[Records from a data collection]
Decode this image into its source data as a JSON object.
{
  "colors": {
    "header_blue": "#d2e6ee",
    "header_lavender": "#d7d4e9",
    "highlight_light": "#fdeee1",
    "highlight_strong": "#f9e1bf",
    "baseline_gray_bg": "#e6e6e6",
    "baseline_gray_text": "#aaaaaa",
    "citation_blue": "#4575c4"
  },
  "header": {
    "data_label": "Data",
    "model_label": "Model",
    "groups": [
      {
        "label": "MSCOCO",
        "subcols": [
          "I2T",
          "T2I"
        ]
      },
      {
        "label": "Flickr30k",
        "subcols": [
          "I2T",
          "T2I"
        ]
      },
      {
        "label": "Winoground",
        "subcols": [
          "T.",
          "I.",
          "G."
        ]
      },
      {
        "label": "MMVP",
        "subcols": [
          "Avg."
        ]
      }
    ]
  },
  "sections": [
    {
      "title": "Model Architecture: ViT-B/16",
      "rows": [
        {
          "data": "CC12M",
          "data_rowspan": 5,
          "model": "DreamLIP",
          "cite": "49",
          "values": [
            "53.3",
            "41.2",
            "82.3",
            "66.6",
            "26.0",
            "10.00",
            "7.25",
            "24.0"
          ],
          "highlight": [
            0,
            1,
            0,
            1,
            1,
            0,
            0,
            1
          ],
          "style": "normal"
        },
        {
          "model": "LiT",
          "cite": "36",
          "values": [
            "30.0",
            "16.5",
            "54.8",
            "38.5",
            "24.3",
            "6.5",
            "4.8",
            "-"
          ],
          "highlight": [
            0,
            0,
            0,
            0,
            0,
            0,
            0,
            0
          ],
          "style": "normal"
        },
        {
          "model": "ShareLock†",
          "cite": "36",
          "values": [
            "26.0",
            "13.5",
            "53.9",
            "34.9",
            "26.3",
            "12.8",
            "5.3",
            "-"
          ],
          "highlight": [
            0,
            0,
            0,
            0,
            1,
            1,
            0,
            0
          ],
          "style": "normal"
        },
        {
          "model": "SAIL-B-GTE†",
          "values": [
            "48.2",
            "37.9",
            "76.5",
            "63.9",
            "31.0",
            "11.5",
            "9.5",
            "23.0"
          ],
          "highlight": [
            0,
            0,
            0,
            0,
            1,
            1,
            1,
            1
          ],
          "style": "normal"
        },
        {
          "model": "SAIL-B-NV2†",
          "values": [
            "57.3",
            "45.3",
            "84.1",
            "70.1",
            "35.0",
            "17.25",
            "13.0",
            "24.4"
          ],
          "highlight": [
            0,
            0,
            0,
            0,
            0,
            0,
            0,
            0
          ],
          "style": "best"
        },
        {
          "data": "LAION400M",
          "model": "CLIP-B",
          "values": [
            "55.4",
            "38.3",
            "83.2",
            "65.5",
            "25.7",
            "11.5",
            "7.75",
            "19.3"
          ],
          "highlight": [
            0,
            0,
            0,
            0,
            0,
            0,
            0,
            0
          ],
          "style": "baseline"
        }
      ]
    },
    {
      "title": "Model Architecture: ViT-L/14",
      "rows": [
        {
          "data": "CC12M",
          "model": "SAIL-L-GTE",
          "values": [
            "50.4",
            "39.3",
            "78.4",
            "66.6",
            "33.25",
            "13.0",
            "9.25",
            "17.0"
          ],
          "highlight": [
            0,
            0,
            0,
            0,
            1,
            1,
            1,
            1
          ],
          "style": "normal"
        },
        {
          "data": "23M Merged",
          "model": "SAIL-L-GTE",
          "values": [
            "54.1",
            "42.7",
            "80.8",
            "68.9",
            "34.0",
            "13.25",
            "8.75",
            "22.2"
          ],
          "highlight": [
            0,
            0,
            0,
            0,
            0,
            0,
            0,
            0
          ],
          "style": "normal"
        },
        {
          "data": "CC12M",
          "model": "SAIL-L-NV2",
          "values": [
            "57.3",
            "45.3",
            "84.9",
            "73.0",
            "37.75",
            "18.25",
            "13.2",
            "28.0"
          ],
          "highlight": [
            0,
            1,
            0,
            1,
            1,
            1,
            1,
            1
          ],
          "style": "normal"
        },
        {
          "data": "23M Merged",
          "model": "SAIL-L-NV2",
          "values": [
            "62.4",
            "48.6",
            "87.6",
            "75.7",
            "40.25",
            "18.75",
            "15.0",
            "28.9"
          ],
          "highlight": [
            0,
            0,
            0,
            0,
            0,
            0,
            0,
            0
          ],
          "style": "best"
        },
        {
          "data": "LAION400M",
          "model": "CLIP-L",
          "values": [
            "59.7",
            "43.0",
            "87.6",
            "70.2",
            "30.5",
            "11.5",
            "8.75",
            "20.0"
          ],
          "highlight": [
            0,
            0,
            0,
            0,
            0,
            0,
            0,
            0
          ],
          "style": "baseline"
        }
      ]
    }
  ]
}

• [THE EXERCISE]: Write out the records shown above, exactly as they appear.

• [FINAL RESULT]:
Decode this image into its source data as a JSON object.
{
  "colors": {
    "header_blue": "#d2e6ee",
    "header_lavender": "#d7d4e9",
    "highlight_light": "#fdeee1",
    "highlight_strong": "#f9e1bf",
    "baseline_gray_bg": "#e6e6e6",
    "baseline_gray_text": "#aaaaaa",
    "citation_blue": "#4575c4"
  },
  "header": {
    "data_label": "Data",
    "model_label": "Model",
    "groups": [
      {
        "label": "MSCOCO",
        "subcols": [
          "I2T",
          "T2I"
        ]
      },
      {
        "label": "Flickr30k",
        "subcols": [
          "I2T",
          "T2I"
        ]
      },
      {
        "label": "Winoground",
        "subcols": [
          "T.",
          "I.",
          "G."
        ]
      },
      {
        "label": "MMVP",
        "subcols": [
          "Avg."
        ]
      }
    ]
  },
  "sections": [
    {
      "title": "Model Architecture: ViT-B/16",
      "rows": [
        {
          "data": "CC12M",
          "data_rowspan": 5,
          "model": "DreamLIP",
          "cite": "49",
          "values": [
            "53.3",
            "41.2",
            "82.3",
            "66.6",
            "26.0",
            "10.00",
            "7.25",
            "24.0"
          ],
          "highlight": [
            0,
            1,
            0,
            1,
            1,
            0,
            0,
            1
          ],
          "style": "normal"
        },
        {
          "model": "LiT",
          "cite": "36",
          "values": [
            "30.0",
            "16.5",
            "54.8",
            "38.5",
            "24.3",
            "6.5",
            "4.8",
            "-"
          ],
          "highlight": [
            0,
            0,
            0,
            0,
            0,
            0,
            0,
            0
          ],
          "style": "normal"
        },
        {
          "model": "ShareLock†",
          "cite": "36",
          "values": [
            "26.0",
            "13.5",
            "53.9",
            "34.9",
            "26.3",
            "12.8",
            "5.3",
            "-"
          ],
          "highlight": [
            0,
            0,
            0,
            0,
            1,
            1,
            0,
            0
          ],
          "style": "normal"
        },
        {
          "model": "SAIL-B-GTE†",
          "values": [
            "48.2",
            "37.9",
            "76.5",
            "63.9",
            "31.0",
            "11.5",
            "9.5",
            "23.0"
          ],
          "highlight": [
            0,
            0,
            0,
            0,
            1,
            1,
            1,
            1
          ],
          "style": "normal"
        },
        {
          "model": "SAIL-B-NV2†",
          "values": [
            "57.3",
            "45.3",
            "84.1",
            "70.1",
            "35.0",
            "17.25",
            "13.0",
            "24.4"
          ],
          "highlight": [
            0,
            0,
            0,
            0,
            0,
            0,
            0,
            0
          ],
          "style": "best"
        },
        {
          "data": "LAION400M",
          "model": "CLIP-B",
          "values": [
            "55.4",
            "38.3",
            "83.2",
            "65.5",
            "25.7",
            "11.5",
            "7.75",
            "19.3"
          ],
          "highlight": [
            0,
            0,
            0,
            0,
            0,
            0,
            0,
            0
          ],
          "style": "baseline"
        }
      ]
    },
    {
      "title": "Model Architecture: ViT-L/14",
      "rows": [
        {
          "data": "CC12M",
          "model": "SAIL-L-GTE",
          "values": [
            "50.4",
            "39.3",
            "78.4",
            "66.6",
            "33.25",
            "13.0",
            "9.25",
            "17.0"
          ],
          "highlight": [
            0,
            0,
            0,
            0,
            1,
            1,
            1,
            1
          ],
          "style": "normal"
        },
        {
          "data": "23M Merged",
          "model": "SAIL-L-GTE",
          "values": [
            "54.1",
            "42.7",
            "80.8",
            "68.9",
            "34.0",
            "13.25",
            "8.75",
            "22.2"
          ],
          "highlight": [
            0,
            0,
            0,
            0,
            0,
            0,
            0,
            0
          ],
          "style": "normal"
        },
        {
          "data": "CC12M",
          "model": "SAIL-L-NV2",
          "values": [
            "57.3",
            "45.3",
            "84.9",
            "73.0",
            "37.75",
            "18.25",
            "13.2",
            "28.0"
          ],
          "highlight": [
            0,
            1,
            0,
            1,
            1,
            1,
            1,
            1
          ],
          "style": "normal"
        },
        {
          "data": "23M Merged",
          "model": "SAIL-L-NV2",
          "values": [
            "62.4",
            "48.6",
            "87.6",
            "75.7",
            "40.25",
            "18.75",
            "15.0",
            "28.9"
          ],
          "highlight": [
            0,
            0,
            0,
            0,
            0,
            0,
            0,
            0
          ],
          "style": "best"
        },
        {
          "data": "LAION400M",
          "model": "CLIP-L",
          "values": [
            "59.7",
            "43.0",
            "87.6",
            "70.2",
            "30.5",
            "11.5",
            "8.75",
            "20.0"
          ],
          "highlight": [
            0,
            0,
            0,
            0,
            0,
            0,
            0,
            0
          ],
          "style": "baseline"
        }
      ]
    }
  ]
}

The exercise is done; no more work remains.